*** Data for this task

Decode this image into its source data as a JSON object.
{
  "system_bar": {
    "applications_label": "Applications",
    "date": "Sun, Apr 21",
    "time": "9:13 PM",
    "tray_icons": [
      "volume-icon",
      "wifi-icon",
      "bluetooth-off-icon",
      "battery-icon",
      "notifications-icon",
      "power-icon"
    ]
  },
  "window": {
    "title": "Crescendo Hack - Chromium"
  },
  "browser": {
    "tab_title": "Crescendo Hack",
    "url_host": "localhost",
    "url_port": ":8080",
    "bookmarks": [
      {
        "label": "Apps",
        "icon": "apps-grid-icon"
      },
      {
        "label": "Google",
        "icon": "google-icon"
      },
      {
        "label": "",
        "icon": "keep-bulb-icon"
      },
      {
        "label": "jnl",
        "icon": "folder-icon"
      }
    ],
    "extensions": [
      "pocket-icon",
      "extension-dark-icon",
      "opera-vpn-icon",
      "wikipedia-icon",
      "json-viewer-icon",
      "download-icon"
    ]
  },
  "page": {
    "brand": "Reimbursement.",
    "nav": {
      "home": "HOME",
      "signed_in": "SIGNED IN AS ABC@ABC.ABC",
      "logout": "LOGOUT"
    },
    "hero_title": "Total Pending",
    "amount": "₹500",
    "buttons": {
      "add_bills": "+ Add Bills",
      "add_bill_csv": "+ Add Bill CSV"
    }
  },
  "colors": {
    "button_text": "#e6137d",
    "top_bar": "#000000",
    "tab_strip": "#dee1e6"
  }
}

******

» **Work required**
Copy out all of the lines above exactly.

» **Finished exercise**
Decode this image into its source data as a JSON object.
{
  "system_bar": {
    "applications_label": "Applications",
    "date": "Sun, Apr 21",
    "time": "9:13 PM",
    "tray_icons": [
      "volume-icon",
      "wifi-icon",
      "bluetooth-off-icon",
      "battery-icon",
      "notifications-icon",
      "power-icon"
    ]
  },
  "window": {
    "title": "Crescendo Hack - Chromium"
  },
  "browser": {
    "tab_title": "Crescendo Hack",
    "url_host": "localhost",
    "url_port": ":8080",
    "bookmarks": [
      {
        "label": "Apps",
        "icon": "apps-grid-icon"
      },
      {
        "label": "Google",
        "icon": "google-icon"
      },
      {
        "label": "",
        "icon": "keep-bulb-icon"
      },
      {
        "label": "jnl",
        "icon": "folder-icon"
      }
    ],
    "extensions": [
      "pocket-icon",
      "extension-dark-icon",
      "opera-vpn-icon",
      "wikipedia-icon",
      "json-viewer-icon",
      "download-icon"
    ]
  },
  "page": {
    "brand": "Reimbursement.",
    "nav": {
      "home": "HOME",
      "signed_in": "SIGNED IN AS ABC@ABC.ABC",
      "logout": "LOGOUT"
    },
    "hero_title": "Total Pending",
    "amount": "₹500",
    "buttons": {
      "add_bills": "+ Add Bills",
      "add_bill_csv": "+ Add Bill CSV"
    }
  },
  "colors": {
    "button_text": "#e6137d",
    "top_bar": "#000000",
    "tab_strip": "#dee1e6"
  }
}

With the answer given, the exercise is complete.